• _Exercise task_
Give all the lines below again, exactly, with no pictures.

(Dataset listings of figures)
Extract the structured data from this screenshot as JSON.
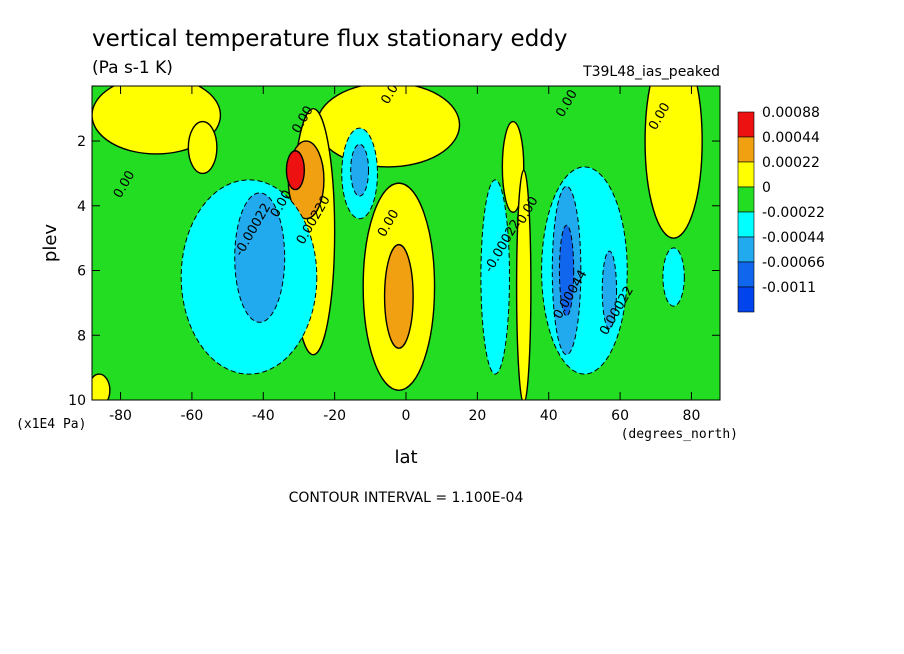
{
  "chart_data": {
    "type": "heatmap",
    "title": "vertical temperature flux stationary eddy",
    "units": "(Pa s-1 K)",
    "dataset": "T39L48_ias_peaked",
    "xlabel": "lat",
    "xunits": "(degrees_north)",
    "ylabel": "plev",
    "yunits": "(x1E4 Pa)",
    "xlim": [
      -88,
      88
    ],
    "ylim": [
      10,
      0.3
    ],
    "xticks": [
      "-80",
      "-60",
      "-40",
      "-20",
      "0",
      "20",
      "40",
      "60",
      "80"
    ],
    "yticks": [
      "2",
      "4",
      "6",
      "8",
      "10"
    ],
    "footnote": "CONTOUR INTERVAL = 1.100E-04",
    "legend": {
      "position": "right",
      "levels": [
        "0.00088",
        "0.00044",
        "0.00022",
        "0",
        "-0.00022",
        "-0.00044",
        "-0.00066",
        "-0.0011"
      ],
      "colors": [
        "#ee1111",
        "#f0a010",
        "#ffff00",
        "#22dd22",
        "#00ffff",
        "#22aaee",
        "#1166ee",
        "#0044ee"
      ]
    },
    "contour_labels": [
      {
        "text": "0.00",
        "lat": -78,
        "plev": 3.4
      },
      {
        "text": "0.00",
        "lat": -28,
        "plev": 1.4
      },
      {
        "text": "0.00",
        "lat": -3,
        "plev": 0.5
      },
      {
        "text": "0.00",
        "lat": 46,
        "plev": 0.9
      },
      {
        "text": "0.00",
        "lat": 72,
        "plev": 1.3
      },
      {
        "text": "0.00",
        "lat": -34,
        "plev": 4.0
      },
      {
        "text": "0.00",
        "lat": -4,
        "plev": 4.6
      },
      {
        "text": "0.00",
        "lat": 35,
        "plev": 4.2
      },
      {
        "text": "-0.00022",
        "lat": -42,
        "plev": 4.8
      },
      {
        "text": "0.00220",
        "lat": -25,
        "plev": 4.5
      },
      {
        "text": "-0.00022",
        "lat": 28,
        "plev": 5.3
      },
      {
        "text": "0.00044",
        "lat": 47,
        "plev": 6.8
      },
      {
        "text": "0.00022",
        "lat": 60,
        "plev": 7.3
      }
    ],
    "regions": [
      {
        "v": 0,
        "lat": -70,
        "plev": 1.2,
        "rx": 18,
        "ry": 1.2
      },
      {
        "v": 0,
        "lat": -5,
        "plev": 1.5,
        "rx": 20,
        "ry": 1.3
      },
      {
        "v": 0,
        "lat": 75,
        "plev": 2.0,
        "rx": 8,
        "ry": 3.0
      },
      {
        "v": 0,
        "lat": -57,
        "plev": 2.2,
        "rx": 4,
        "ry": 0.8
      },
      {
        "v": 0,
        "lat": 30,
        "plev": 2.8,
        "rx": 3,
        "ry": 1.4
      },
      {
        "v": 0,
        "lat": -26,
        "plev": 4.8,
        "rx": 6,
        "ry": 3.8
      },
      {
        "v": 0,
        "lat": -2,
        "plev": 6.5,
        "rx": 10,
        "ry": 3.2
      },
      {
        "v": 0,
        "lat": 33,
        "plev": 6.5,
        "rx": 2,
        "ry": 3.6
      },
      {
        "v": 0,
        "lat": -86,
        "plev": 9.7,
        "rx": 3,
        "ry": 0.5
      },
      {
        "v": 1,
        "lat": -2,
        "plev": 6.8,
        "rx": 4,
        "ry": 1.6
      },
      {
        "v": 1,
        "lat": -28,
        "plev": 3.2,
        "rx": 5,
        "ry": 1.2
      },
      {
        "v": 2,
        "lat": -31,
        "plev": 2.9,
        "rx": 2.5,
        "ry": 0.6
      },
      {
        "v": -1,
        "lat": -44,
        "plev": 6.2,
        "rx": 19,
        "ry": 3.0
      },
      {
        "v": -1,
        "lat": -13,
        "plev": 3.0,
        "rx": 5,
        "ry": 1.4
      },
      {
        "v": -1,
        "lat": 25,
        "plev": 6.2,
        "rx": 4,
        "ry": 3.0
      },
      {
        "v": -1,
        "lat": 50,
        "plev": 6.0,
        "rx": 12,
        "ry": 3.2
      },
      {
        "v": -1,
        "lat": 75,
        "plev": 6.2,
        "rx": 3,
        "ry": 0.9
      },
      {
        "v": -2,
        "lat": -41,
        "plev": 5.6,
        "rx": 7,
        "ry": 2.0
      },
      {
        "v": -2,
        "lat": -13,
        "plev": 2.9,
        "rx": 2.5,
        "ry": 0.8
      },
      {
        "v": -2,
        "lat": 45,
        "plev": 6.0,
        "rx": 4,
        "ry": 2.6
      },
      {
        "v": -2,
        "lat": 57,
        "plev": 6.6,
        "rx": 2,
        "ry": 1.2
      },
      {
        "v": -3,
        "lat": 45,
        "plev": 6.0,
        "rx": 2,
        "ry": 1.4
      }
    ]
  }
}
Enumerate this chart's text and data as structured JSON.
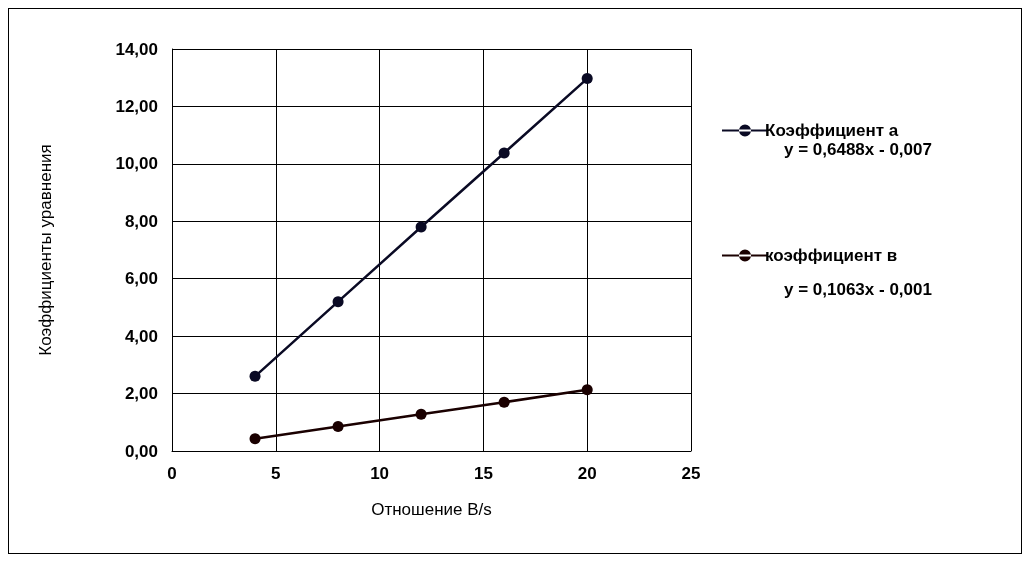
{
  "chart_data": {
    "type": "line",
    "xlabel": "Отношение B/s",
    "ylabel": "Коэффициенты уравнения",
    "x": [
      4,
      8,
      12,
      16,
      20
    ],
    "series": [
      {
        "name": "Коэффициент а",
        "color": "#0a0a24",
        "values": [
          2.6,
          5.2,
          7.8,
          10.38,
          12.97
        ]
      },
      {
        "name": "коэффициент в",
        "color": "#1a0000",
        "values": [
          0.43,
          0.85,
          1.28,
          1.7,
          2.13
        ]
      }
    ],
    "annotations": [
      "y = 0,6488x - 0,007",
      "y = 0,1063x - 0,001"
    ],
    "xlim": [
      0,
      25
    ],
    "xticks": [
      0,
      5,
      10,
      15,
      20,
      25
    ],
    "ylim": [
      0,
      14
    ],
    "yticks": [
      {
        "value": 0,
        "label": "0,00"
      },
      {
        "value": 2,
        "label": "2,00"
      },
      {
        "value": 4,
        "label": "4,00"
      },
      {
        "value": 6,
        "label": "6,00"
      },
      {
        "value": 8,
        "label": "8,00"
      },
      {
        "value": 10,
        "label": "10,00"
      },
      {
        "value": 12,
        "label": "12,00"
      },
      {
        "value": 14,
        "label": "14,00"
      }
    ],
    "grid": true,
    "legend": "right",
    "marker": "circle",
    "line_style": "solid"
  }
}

• _Worked solution_
Extract the structured data from this screenshot as JSON.
{
  "chart_data": {
    "type": "heatmap",
    "title": "vertical temperature flux stationary eddy",
    "units": "(Pa s-1 K)",
    "dataset": "T39L48_ias_peaked",
    "xlabel": "lat",
    "xunits": "(degrees_north)",
    "ylabel": "plev",
    "yunits": "(x1E4 Pa)",
    "xlim": [
      -88,
      88
    ],
    "ylim": [
      10,
      0.3
    ],
    "xticks": [
      "-80",
      "-60",
      "-40",
      "-20",
      "0",
      "20",
      "40",
      "60",
      "80"
    ],
    "yticks": [
      "2",
      "4",
      "6",
      "8",
      "10"
    ],
    "footnote": "CONTOUR INTERVAL = 1.100E-04",
    "legend": {
      "position": "right",
      "levels": [
        "0.00088",
        "0.00044",
        "0.00022",
        "0",
        "-0.00022",
        "-0.00044",
        "-0.00066",
        "-0.0011"
      ],
      "colors": [
        "#ee1111",
        "#f0a010",
        "#ffff00",
        "#22dd22",
        "#00ffff",
        "#22aaee",
        "#1166ee",
        "#0044ee"
      ]
    },
    "contour_labels": [
      {
        "text": "0.00",
        "lat": -78,
        "plev": 3.4
      },
      {
        "text": "0.00",
        "lat": -28,
        "plev": 1.4
      },
      {
        "text": "0.00",
        "lat": -3,
        "plev": 0.5
      },
      {
        "text": "0.00",
        "lat": 46,
        "plev": 0.9
      },
      {
        "text": "0.00",
        "lat": 72,
        "plev": 1.3
      },
      {
        "text": "0.00",
        "lat": -34,
        "plev": 4.0
      },
      {
        "text": "0.00",
        "lat": -4,
        "plev": 4.6
      },
      {
        "text": "0.00",
        "lat": 35,
        "plev": 4.2
      },
      {
        "text": "-0.00022",
        "lat": -42,
        "plev": 4.8
      },
      {
        "text": "0.00220",
        "lat": -25,
        "plev": 4.5
      },
      {
        "text": "-0.00022",
        "lat": 28,
        "plev": 5.3
      },
      {
        "text": "0.00044",
        "lat": 47,
        "plev": 6.8
      },
      {
        "text": "0.00022",
        "lat": 60,
        "plev": 7.3
      }
    ],
    "regions": [
      {
        "v": 0,
        "lat": -70,
        "plev": 1.2,
        "rx": 18,
        "ry": 1.2
      },
      {
        "v": 0,
        "lat": -5,
        "plev": 1.5,
        "rx": 20,
        "ry": 1.3
      },
      {
        "v": 0,
        "lat": 75,
        "plev": 2.0,
        "rx": 8,
        "ry": 3.0
      },
      {
        "v": 0,
        "lat": -57,
        "plev": 2.2,
        "rx": 4,
        "ry": 0.8
      },
      {
        "v": 0,
        "lat": 30,
        "plev": 2.8,
        "rx": 3,
        "ry": 1.4
      },
      {
        "v": 0,
        "lat": -26,
        "plev": 4.8,
        "rx": 6,
        "ry": 3.8
      },
      {
        "v": 0,
        "lat": -2,
        "plev": 6.5,
        "rx": 10,
        "ry": 3.2
      },
      {
        "v": 0,
        "lat": 33,
        "plev": 6.5,
        "rx": 2,
        "ry": 3.6
      },
      {
        "v": 0,
        "lat": -86,
        "plev": 9.7,
        "rx": 3,
        "ry": 0.5
      },
      {
        "v": 1,
        "lat": -2,
        "plev": 6.8,
        "rx": 4,
        "ry": 1.6
      },
      {
        "v": 1,
        "lat": -28,
        "plev": 3.2,
        "rx": 5,
        "ry": 1.2
      },
      {
        "v": 2,
        "lat": -31,
        "plev": 2.9,
        "rx": 2.5,
        "ry": 0.6
      },
      {
        "v": -1,
        "lat": -44,
        "plev": 6.2,
        "rx": 19,
        "ry": 3.0
      },
      {
        "v": -1,
        "lat": -13,
        "plev": 3.0,
        "rx": 5,
        "ry": 1.4
      },
      {
        "v": -1,
        "lat": 25,
        "plev": 6.2,
        "rx": 4,
        "ry": 3.0
      },
      {
        "v": -1,
        "lat": 50,
        "plev": 6.0,
        "rx": 12,
        "ry": 3.2
      },
      {
        "v": -1,
        "lat": 75,
        "plev": 6.2,
        "rx": 3,
        "ry": 0.9
      },
      {
        "v": -2,
        "lat": -41,
        "plev": 5.6,
        "rx": 7,
        "ry": 2.0
      },
      {
        "v": -2,
        "lat": -13,
        "plev": 2.9,
        "rx": 2.5,
        "ry": 0.8
      },
      {
        "v": -2,
        "lat": 45,
        "plev": 6.0,
        "rx": 4,
        "ry": 2.6
      },
      {
        "v": -2,
        "lat": 57,
        "plev": 6.6,
        "rx": 2,
        "ry": 1.2
      },
      {
        "v": -3,
        "lat": 45,
        "plev": 6.0,
        "rx": 2,
        "ry": 1.4
      }
    ]
  }
}
Enumerate this chart's text and data as structured JSON.
{
  "chart_data": {
    "type": "line",
    "xlabel": "Отношение B/s",
    "ylabel": "Коэффициенты уравнения",
    "x": [
      4,
      8,
      12,
      16,
      20
    ],
    "series": [
      {
        "name": "Коэффициент а",
        "color": "#0a0a24",
        "values": [
          2.6,
          5.2,
          7.8,
          10.38,
          12.97
        ]
      },
      {
        "name": "коэффициент в",
        "color": "#1a0000",
        "values": [
          0.43,
          0.85,
          1.28,
          1.7,
          2.13
        ]
      }
    ],
    "annotations": [
      "y = 0,6488x - 0,007",
      "y = 0,1063x - 0,001"
    ],
    "xlim": [
      0,
      25
    ],
    "xticks": [
      0,
      5,
      10,
      15,
      20,
      25
    ],
    "ylim": [
      0,
      14
    ],
    "yticks": [
      {
        "value": 0,
        "label": "0,00"
      },
      {
        "value": 2,
        "label": "2,00"
      },
      {
        "value": 4,
        "label": "4,00"
      },
      {
        "value": 6,
        "label": "6,00"
      },
      {
        "value": 8,
        "label": "8,00"
      },
      {
        "value": 10,
        "label": "10,00"
      },
      {
        "value": 12,
        "label": "12,00"
      },
      {
        "value": 14,
        "label": "14,00"
      }
    ],
    "grid": true,
    "legend": "right",
    "marker": "circle",
    "line_style": "solid"
  }
}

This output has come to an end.